╔══

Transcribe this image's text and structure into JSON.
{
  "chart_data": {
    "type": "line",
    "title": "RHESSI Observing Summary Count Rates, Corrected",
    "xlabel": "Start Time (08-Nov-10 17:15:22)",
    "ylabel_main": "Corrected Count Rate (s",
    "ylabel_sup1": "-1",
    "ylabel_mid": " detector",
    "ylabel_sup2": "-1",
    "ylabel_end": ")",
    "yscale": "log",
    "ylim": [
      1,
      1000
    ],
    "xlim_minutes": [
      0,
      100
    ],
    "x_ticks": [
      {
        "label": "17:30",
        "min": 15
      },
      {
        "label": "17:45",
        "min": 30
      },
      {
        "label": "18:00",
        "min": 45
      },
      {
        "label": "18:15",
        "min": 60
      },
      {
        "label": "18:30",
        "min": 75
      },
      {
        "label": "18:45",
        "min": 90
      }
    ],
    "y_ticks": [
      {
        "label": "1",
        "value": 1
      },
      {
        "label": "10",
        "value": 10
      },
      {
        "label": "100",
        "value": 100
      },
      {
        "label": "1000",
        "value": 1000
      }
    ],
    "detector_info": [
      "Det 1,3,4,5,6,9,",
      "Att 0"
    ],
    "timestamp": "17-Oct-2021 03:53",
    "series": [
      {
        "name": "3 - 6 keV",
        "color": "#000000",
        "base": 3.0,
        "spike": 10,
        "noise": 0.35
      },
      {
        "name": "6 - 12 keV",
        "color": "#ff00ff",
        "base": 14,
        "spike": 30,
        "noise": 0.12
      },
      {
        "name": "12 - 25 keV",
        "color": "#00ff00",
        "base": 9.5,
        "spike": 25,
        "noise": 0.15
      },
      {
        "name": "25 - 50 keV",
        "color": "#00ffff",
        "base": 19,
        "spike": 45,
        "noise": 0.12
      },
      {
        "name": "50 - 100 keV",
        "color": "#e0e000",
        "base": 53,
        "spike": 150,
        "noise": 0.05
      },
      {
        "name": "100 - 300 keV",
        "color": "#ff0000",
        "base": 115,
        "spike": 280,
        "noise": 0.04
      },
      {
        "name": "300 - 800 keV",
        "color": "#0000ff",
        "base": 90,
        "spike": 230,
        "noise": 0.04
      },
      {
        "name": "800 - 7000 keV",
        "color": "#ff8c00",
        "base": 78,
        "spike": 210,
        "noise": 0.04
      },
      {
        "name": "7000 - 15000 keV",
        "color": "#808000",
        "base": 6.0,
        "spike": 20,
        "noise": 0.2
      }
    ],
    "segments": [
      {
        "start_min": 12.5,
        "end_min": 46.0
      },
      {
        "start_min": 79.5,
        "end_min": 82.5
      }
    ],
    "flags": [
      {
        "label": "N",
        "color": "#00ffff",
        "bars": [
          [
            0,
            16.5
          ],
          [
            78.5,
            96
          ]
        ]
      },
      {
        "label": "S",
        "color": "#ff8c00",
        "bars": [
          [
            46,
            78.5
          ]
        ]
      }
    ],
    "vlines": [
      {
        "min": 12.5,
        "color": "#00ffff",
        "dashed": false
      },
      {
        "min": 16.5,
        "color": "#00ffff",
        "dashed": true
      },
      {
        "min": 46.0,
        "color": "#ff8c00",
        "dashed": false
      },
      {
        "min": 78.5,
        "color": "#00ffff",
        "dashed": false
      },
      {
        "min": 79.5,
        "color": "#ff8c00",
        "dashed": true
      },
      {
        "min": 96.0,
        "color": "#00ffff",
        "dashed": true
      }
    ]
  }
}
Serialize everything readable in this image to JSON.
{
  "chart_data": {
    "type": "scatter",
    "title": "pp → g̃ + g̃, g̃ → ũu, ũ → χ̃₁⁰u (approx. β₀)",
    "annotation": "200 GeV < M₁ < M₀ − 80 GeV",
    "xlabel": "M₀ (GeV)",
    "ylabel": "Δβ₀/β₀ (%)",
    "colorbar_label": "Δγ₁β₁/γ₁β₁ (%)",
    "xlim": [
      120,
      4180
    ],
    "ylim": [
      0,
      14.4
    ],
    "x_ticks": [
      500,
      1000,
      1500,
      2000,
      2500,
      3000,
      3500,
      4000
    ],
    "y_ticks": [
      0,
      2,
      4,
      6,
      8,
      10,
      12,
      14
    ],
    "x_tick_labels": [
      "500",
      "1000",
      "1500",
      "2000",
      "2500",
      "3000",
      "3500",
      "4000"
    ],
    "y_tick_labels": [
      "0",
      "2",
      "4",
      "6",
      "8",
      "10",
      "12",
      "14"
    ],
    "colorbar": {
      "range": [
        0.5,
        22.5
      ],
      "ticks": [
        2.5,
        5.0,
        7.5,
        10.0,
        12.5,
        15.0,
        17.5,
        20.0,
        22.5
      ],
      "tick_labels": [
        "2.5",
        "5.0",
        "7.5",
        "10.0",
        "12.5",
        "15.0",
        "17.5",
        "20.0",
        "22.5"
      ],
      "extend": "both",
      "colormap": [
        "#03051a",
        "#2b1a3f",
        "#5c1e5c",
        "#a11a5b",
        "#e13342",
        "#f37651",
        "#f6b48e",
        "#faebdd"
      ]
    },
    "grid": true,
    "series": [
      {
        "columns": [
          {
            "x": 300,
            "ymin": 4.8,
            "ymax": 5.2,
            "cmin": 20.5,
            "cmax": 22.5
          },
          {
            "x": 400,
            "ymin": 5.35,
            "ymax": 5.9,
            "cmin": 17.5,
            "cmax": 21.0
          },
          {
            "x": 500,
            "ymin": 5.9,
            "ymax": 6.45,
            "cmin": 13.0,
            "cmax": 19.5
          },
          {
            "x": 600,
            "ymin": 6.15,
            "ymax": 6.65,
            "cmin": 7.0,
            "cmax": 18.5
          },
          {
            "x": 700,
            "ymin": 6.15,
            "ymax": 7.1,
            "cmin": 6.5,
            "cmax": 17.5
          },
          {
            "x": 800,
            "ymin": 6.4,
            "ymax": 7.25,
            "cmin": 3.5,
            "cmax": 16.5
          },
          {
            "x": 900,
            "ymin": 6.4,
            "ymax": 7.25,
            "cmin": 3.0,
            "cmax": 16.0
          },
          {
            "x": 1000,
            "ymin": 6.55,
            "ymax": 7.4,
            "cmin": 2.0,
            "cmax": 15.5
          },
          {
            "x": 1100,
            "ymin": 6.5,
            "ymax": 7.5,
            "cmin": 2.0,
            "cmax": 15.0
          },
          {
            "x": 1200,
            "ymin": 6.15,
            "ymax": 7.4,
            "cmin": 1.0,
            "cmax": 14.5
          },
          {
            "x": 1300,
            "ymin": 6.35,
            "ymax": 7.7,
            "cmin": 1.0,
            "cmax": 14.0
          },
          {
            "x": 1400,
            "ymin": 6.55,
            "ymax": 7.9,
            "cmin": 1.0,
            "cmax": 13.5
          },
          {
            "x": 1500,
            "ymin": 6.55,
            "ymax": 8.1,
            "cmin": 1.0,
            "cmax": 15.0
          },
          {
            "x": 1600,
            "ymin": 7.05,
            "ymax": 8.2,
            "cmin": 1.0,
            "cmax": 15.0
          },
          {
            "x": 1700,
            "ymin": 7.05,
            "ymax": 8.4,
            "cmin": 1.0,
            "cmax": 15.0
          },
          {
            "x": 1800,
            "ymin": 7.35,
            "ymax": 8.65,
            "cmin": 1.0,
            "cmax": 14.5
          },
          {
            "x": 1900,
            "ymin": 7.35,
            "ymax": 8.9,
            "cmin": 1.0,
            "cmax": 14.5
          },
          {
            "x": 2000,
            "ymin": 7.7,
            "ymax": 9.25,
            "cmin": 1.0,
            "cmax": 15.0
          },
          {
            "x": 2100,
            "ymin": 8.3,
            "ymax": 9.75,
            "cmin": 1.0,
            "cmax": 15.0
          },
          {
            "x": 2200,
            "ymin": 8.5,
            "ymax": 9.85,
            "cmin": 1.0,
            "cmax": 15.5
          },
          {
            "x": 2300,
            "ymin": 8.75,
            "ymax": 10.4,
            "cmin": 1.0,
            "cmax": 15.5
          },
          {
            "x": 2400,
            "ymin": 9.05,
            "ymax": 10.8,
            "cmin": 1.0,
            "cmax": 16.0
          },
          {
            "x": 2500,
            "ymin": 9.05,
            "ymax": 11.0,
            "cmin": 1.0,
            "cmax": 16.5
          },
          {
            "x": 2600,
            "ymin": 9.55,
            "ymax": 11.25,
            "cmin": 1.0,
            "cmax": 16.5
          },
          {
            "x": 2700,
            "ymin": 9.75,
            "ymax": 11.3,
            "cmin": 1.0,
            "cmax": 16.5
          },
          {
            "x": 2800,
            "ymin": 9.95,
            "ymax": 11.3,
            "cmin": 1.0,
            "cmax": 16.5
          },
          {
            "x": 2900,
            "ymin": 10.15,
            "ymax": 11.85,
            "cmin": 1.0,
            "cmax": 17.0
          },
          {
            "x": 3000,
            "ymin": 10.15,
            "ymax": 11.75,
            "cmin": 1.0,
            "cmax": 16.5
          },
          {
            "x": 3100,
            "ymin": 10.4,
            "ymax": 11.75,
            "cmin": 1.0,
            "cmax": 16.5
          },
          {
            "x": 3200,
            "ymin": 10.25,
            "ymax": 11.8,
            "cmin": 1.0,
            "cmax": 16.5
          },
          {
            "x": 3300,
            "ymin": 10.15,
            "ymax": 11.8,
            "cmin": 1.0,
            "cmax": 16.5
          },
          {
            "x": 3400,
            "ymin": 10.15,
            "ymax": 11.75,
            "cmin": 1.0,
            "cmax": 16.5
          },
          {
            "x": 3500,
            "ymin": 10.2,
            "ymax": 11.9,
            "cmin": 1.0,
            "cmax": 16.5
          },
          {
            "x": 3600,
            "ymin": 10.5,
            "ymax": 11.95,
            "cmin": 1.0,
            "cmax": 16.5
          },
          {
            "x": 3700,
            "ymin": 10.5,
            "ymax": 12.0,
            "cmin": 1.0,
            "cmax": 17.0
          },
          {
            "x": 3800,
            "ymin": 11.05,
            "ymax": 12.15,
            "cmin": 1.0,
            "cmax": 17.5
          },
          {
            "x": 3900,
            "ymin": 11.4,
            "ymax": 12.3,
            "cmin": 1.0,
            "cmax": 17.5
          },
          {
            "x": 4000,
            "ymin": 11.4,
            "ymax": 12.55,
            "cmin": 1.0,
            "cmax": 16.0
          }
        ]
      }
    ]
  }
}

╚══

### [YOUR OBJECTIVE]
Of the lines above, how many contain the string "title"? Only the number is required.

### [REPLY]
2